Exercise instructions: Extract the lines that carry the string "Thalès" from the listing.

________

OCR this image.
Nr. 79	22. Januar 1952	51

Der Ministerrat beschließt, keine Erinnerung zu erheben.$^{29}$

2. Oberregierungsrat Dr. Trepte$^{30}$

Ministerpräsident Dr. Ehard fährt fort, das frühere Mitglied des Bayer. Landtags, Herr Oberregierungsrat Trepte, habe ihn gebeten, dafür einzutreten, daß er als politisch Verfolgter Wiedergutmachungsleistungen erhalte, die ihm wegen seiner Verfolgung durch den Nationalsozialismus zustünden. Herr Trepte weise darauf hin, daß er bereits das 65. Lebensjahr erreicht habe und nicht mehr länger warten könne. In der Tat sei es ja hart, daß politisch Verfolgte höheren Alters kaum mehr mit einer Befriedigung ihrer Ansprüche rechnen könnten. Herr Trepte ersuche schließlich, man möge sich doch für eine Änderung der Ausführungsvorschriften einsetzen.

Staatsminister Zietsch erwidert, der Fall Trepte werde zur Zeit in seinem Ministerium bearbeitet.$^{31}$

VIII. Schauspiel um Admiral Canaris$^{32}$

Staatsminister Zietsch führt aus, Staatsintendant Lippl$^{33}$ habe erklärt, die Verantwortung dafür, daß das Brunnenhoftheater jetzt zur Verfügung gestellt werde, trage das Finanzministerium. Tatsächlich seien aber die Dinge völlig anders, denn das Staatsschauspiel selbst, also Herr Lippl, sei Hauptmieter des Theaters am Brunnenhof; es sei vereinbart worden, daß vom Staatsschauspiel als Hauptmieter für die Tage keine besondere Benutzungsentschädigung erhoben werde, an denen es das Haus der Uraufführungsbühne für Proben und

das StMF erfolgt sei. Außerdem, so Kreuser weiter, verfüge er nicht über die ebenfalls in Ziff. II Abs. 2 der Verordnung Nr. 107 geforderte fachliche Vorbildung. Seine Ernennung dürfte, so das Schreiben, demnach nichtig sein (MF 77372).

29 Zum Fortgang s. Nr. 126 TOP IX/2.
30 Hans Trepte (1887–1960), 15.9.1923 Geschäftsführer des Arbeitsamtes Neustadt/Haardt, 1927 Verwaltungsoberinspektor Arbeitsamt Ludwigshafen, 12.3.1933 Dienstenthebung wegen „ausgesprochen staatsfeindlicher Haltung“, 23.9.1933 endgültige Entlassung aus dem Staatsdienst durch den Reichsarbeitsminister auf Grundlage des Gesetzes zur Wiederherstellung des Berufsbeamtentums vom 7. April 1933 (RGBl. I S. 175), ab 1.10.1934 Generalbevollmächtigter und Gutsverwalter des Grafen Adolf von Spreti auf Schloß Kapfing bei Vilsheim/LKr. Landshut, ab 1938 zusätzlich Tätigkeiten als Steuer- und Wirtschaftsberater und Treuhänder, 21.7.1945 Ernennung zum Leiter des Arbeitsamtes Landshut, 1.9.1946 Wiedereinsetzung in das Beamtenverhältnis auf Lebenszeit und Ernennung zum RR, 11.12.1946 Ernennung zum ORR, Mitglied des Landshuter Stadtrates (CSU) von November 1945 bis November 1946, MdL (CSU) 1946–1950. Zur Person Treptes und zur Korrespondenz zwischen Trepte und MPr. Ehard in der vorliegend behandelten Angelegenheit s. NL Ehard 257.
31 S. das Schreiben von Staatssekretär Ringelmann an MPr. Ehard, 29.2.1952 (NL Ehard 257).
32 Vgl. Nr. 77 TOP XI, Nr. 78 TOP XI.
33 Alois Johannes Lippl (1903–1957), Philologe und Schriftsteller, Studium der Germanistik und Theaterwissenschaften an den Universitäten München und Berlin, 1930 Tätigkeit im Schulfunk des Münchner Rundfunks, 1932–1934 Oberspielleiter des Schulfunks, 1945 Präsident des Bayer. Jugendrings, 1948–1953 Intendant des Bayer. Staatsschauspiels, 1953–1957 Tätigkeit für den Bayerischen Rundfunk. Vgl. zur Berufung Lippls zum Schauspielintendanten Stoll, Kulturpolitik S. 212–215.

________

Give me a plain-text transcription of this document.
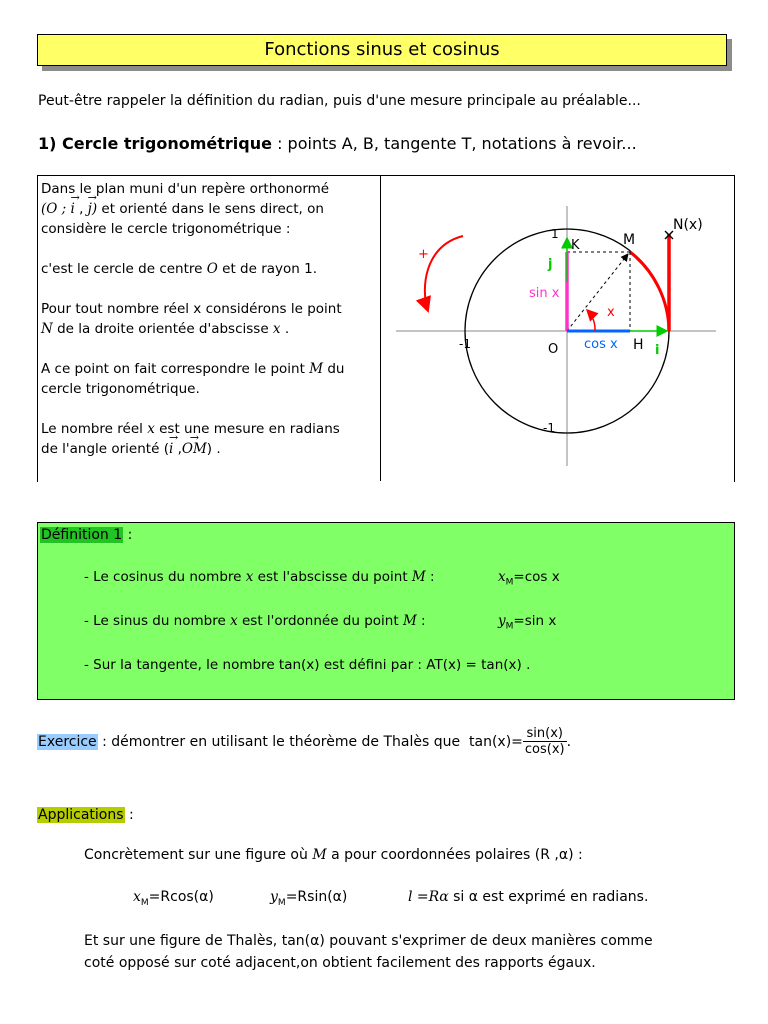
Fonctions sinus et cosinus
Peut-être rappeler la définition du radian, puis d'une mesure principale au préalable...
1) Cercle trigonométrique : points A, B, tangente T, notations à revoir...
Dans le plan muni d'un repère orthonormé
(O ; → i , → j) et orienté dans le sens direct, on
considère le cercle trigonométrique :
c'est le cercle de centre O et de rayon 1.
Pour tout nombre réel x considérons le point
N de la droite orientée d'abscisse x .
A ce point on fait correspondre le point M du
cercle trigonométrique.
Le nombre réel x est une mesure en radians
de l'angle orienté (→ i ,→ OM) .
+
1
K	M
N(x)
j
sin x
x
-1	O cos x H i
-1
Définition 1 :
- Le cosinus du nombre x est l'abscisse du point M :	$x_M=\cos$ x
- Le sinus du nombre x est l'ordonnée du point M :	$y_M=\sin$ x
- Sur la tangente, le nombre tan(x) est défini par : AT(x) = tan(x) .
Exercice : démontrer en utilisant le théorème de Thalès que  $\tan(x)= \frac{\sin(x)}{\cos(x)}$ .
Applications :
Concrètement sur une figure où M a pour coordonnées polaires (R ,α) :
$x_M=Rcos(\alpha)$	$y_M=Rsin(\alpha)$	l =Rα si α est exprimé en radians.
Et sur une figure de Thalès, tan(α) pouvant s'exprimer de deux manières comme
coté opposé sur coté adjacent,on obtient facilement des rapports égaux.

________

Answer to the exercise:
Exercice : démontrer en utilisant le théorème de Thalès que  $\tan(x)= \frac{\sin(x)}{\cos(x)}$ .
Et sur une figure de Thalès, tan(α) pouvant s'exprimer de deux manières comme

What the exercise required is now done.